**Objective**:
From the entries that follow, list every line in which the string "Beverage" appears.

________________________________________

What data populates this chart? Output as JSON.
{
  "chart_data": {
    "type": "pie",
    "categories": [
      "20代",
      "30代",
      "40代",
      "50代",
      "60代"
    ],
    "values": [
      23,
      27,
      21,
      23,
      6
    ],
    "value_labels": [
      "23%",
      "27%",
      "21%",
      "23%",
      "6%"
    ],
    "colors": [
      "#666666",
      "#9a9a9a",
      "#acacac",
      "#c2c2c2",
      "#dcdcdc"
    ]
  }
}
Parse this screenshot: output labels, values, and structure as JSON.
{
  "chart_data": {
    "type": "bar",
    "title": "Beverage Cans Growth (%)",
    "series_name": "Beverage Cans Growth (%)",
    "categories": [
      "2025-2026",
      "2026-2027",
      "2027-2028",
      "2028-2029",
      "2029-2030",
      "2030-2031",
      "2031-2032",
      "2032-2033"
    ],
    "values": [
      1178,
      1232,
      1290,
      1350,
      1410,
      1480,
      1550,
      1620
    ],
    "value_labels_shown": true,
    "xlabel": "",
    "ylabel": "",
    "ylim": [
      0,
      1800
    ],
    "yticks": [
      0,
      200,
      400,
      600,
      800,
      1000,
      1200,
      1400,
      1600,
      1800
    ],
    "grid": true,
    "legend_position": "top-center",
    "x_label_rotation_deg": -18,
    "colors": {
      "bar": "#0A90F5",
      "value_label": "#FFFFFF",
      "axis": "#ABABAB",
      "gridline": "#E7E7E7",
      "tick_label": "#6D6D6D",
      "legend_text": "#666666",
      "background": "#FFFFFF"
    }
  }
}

________________________________________

**Expected answer**:
    "title": "Beverage Cans Growth (%)",
    "series_name": "Beverage Cans Growth (%)",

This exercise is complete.